EXTRAIT FOURNI:
* * * *
Qui l’eut cru? Du scandale à l’ignominie à la place publique
Tout au long de décembre 2021, RFI a, chaque matin, consacré quelques minutes à décortiquer le rapport sur l’enquête dénommée Congo-Hold-up, minutieusement réalisée avec dix-neuf médias partenaires associés au consortium européen EIC et cinq autres ONG spécialisées (1). N’est-ce pas là, pour le congolais médusé, une bonne raison de s’exaspérer et de se lever unanimement pour enfin interroger les pratiques et d’aller en guerre contre ces dernières responsables de sa misère? Pendant que les milliards de dollars sont empochés par une poignée; sur toute l’étendue de la république, la grande majorité de congolais continue à trimer en conjuguant, sans succès, d’inlassables efforts pour faire face ne fût-ce qu’aux besoins de manger, de scolarisation, de santé, de sécurité…Haut-les-mains, ce peuple s’exclame abandonné par ses dirigeants au profit de quelques étrangers, tout venants, qui trouvent leur addition exacte. On a lu que même pour des miettes, des responsables font perdre au pays des milliards de dollars qui pourraient contribuer à son développement. Par sadisme, ou par inconscience même ceux qui de par la débrouille tentent des petites activités pour leur survivance sont extrêmement traqués, voire asphyxiés par d’innombrables services étatiques jusqu’à leur extinction…
En effet, cette enquête a mis à nu deux décennies de kleptocratie (2) sans commune mesure. Du jamais vécu. L’enquête met solennellement en cause les dirigeants congolais en l’occurrence le pré-carré du régime de Joseph Kabila au travers des combines et complicités nationales et internationales soutenues par les banques nationales et autres structures financières planétaires. Elles aussi sont dans le collimateur de cette mafia innommable.
"Pas d’intérêt, pas d’action" dit-on en Droit
et en Développement "Pas de problème, pas de projet"
En ce début 2022, l’enjeu dans notre démarche de conscientisation est plus que jamais d’inviter les congolais à rester circonspects, à évaluer les temps/époques passés, à désormais s’initier à questionner toutes les pratiques et, certaines habitudes sociétales (parfois dégradantes). Sinon elles s’érigent de plus en plus en traditions et, à la longue, sont acceptées comme normales dans la vie du congolais et deviennent du coup difficiles à extirper (3). Au demeurant, si après l’alerte sur des révélations combien troublantes/gravissimes, aucun relai des dynamiques nationales (associatives et institutionnelles) ne sourcille, ni ne se l’approprie; alors, il y a lieu d’en juger le degré prononcé (de l’effondrement) de l’obsolescence du congolais.
Et, puisque c’est de la grande corruption (4) qu’il est ici question, force est de rappeler que déjà au cours des analyses antérieures dans ce blog, pour prévenir ce drame à l’horizon, référence avait été faite à un journal chinois qui prophétisait presque que "si vous voulez tuer un pays, instaurez-y la corruption et, revenez-y vingt ans plus tard, ce pays n’existera plus". On pourrait même demander aux concernés en séminaire-ateliers, le loisir de fixer à partir de quand on commence à décompter les vingt ans.
* * * *
OBJECTIF VISÉ:
Recopiez à l'identique, dans le texte sur l'enquête Congo-Hold-up, le passage allant de « En ce début » jusqu'à « l’obsolescence du congolais. ».

[Listes de régions et de libellés]
* * * *
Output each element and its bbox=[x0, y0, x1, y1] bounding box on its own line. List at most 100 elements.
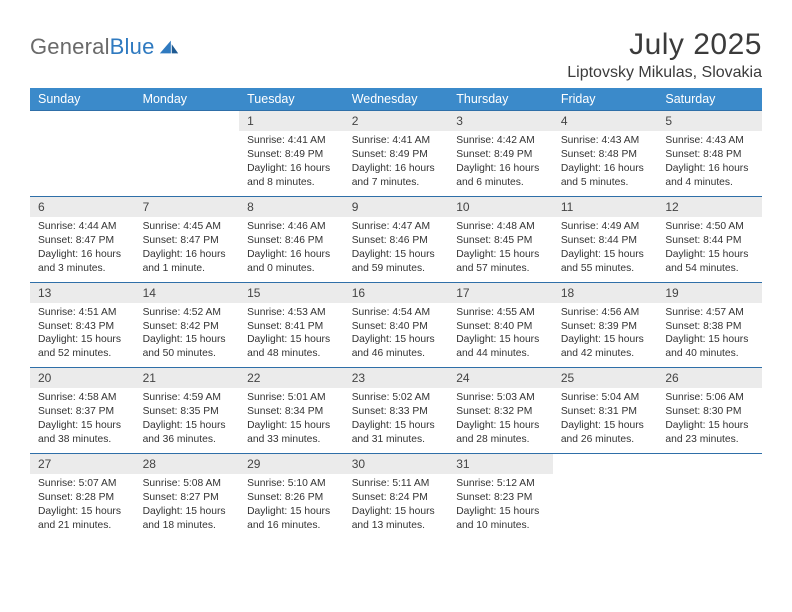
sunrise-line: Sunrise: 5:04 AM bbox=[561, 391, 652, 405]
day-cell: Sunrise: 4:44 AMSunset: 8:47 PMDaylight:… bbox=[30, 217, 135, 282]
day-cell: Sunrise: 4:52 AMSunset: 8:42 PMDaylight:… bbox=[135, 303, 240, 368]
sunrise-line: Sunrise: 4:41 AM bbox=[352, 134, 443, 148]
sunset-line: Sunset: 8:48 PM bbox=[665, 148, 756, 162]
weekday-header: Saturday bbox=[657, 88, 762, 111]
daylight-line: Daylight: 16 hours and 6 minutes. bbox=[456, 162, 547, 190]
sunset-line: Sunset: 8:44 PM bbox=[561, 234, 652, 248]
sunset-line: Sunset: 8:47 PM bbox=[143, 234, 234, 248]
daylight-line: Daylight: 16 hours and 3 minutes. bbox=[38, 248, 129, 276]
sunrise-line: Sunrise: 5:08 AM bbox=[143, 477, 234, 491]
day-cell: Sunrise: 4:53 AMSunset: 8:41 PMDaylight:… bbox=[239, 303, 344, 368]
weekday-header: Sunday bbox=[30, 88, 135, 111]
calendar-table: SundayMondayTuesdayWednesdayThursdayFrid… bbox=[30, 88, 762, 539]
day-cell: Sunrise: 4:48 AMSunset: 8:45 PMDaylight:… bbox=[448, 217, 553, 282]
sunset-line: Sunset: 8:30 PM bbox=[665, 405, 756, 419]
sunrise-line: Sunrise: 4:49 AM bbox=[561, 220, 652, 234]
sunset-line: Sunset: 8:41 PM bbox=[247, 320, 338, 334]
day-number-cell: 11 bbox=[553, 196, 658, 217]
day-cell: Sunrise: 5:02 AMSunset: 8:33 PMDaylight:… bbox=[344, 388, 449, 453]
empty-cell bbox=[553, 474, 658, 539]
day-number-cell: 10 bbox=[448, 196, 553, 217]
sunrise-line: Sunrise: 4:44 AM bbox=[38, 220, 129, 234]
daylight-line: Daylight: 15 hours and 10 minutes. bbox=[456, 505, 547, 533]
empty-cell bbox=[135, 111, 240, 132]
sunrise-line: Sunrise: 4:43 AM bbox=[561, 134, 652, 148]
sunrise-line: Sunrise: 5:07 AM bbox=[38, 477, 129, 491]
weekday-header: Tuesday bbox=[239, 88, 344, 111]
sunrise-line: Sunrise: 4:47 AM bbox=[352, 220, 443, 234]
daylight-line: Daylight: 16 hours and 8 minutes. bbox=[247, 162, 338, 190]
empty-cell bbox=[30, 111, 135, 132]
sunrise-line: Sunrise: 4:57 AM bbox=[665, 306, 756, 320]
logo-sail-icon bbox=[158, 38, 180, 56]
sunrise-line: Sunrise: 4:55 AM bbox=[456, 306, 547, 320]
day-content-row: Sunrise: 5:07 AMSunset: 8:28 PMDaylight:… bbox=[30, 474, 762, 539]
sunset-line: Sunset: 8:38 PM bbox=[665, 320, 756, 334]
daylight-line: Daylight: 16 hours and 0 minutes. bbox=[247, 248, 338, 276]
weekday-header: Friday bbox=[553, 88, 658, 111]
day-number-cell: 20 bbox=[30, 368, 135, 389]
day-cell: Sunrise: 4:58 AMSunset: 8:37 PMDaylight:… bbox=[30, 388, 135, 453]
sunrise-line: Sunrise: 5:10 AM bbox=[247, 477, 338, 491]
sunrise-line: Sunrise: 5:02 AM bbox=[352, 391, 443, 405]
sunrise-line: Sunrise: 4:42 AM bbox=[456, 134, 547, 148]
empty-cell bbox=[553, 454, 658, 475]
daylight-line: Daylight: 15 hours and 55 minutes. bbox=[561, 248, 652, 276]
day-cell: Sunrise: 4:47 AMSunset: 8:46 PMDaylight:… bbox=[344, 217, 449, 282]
* * * *
SOLUTION DU PROBLÈME:
En ce début 2022, l’enjeu dans notre démarche de conscientisation est plus que jamais d’inviter les congolais à rester circonspects, à évaluer les temps/époques passés, à désormais s’initier à questionner toutes les pratiques et, certaines habitudes sociétales (parfois dégradantes). Sinon elles s’érigent de plus en plus en traditions et, à la longue, sont acceptées comme normales dans la vie du congolais et deviennent du coup difficiles à extirper (3). Au demeurant, si après l’alerte sur des révélations combien troublantes/gravissimes, aucun relai des dynamiques nationales (associatives et institutionnelles) ne sourcille, ni ne se l’approprie; alors, il y a lieu d’en juger le degré prononcé (de l’effondrement) de l’obsolescence du congolais.